According to the salad recipe, how long should bulgur soak in boiling water?
───── Excerpted passage
Jennifer Aniston Salad Dish (Print-Friendly Version)

Light Mediterranean-inspired salad with quinoa, chickpeas, herbs, and feta cheese.

# What You’ll Need to Make This:

01 - 1 cup cooked quinoa or bulgur
02 - 1 can (15 oz) chickpeas, drained and rinsed
03 - 1/2 cucumber, diced
04 - 1/4 cup red onion, finely chopped
05 - 1/4 cup fresh parsley, chopped
06 - 1/4 cup fresh mint, chopped
07 - 1/4 cup pistachios, chopped
08 - 1/2 cup crumbled feta cheese
09 - 1 tablespoon olive oil
10 - 1 tablespoon fresh lemon juice
11 - 1/2 teaspoon salt
12 - 1/4 teaspoon black pepper

# How to Prepare:

01 - If using quinoa, cook according to package instructions and let cool. If using bulgur, soak in boiling water for 10-15 minutes, then fluff with a fork.
02 - In a large bowl, combine cooked quinoa or bulgur, chickpeas, cucumber, red onion, parsley, mint, pistachios, and feta cheese.
03 - In a small bowl, whisk together olive oil, lemon juice, salt, and black pepper.
04 - Drizzle the dressing over the salad and toss gently to combine. Serve immediately or chill in the fridge for up to 3 days for the flavors to meld.

# Extra Tips:

01 - Swap the grain with couscous, farro, or brown rice instead of quinoa or bulgur.
02 - Make it vegan by omitting the feta or using vegan cheese.
03 - Add grilled chicken or tofu for more protein.
04 - Ideal for meal prep—store in an airtight container in the fridge for up to 3 days.
──────────
───── Records supplied
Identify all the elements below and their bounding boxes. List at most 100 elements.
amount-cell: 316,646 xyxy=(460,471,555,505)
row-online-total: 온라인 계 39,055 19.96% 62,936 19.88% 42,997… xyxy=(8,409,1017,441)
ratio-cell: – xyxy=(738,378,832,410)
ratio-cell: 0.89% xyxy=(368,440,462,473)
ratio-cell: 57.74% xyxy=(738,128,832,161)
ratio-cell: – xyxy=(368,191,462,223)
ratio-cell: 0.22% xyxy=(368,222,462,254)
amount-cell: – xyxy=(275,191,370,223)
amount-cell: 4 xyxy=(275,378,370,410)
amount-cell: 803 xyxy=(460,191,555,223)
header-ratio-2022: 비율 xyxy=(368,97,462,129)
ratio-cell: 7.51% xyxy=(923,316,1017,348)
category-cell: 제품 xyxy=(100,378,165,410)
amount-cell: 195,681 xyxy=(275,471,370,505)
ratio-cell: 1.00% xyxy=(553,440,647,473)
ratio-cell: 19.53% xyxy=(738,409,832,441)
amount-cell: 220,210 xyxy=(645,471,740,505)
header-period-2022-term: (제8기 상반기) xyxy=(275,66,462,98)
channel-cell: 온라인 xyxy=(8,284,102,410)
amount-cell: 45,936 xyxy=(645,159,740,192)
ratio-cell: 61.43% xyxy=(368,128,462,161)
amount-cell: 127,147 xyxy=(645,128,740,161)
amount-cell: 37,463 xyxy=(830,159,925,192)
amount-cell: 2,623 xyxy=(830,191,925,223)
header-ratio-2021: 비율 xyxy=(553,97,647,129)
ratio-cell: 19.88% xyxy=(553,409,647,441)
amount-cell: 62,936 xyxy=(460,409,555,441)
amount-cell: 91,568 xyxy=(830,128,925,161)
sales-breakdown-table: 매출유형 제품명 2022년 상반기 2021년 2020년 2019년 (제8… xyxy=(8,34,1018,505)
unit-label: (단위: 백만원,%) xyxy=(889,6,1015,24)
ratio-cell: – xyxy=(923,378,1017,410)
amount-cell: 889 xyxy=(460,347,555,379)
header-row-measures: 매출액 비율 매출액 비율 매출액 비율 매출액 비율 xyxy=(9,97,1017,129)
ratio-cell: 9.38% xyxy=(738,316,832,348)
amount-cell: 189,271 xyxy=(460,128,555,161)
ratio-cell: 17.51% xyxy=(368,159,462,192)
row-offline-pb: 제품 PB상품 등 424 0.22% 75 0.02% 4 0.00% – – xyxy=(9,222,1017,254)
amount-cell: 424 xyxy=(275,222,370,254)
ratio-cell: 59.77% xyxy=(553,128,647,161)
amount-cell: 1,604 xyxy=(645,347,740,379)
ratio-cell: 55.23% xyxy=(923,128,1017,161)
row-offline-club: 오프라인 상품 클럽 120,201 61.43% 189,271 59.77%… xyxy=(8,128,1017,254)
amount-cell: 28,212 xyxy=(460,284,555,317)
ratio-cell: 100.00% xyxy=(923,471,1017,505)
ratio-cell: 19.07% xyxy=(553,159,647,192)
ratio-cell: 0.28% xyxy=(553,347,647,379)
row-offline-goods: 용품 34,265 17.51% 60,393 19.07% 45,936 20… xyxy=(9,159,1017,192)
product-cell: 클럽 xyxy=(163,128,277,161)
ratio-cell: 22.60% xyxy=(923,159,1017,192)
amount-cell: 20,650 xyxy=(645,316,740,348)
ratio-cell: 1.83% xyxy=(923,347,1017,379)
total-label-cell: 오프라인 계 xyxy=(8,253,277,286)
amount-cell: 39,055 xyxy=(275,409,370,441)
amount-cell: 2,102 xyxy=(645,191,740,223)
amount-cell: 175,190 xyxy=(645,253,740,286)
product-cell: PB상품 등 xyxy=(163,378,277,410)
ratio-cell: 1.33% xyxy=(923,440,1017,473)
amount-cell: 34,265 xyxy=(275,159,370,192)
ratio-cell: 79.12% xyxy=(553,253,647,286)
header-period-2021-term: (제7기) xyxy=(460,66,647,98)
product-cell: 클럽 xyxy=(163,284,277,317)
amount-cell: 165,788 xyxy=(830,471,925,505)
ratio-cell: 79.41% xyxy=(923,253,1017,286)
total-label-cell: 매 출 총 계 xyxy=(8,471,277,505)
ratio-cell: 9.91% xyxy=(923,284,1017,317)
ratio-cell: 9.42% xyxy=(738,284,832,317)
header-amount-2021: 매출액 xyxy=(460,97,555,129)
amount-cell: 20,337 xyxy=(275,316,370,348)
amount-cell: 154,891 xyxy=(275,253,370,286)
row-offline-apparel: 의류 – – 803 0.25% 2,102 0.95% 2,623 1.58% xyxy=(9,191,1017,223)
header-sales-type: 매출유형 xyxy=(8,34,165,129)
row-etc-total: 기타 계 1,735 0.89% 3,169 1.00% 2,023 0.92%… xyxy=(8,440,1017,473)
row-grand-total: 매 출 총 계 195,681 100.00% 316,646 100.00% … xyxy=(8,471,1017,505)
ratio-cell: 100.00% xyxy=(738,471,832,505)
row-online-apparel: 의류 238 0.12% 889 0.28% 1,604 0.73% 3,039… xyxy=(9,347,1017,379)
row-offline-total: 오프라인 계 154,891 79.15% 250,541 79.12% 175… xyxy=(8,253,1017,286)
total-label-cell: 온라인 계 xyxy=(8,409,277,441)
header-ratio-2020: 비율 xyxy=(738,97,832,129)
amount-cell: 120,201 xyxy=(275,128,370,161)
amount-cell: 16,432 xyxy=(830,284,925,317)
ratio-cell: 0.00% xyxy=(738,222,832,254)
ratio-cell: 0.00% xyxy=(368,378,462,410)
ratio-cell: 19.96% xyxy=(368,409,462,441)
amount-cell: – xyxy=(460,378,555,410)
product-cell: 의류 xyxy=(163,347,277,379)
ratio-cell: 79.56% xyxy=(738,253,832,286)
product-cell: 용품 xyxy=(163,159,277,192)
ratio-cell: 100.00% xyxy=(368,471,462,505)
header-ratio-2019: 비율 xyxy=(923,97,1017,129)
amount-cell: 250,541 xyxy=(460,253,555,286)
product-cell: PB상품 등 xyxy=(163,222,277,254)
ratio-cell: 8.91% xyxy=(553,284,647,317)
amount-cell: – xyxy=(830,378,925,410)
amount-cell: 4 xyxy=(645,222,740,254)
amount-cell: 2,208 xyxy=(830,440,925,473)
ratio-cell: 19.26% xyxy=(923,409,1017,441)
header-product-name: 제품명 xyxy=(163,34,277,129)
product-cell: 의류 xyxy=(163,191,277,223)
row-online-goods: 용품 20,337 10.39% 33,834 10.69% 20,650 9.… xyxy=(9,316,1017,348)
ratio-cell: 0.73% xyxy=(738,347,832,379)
──────────
• [Answer to this problem] 10-15 minutes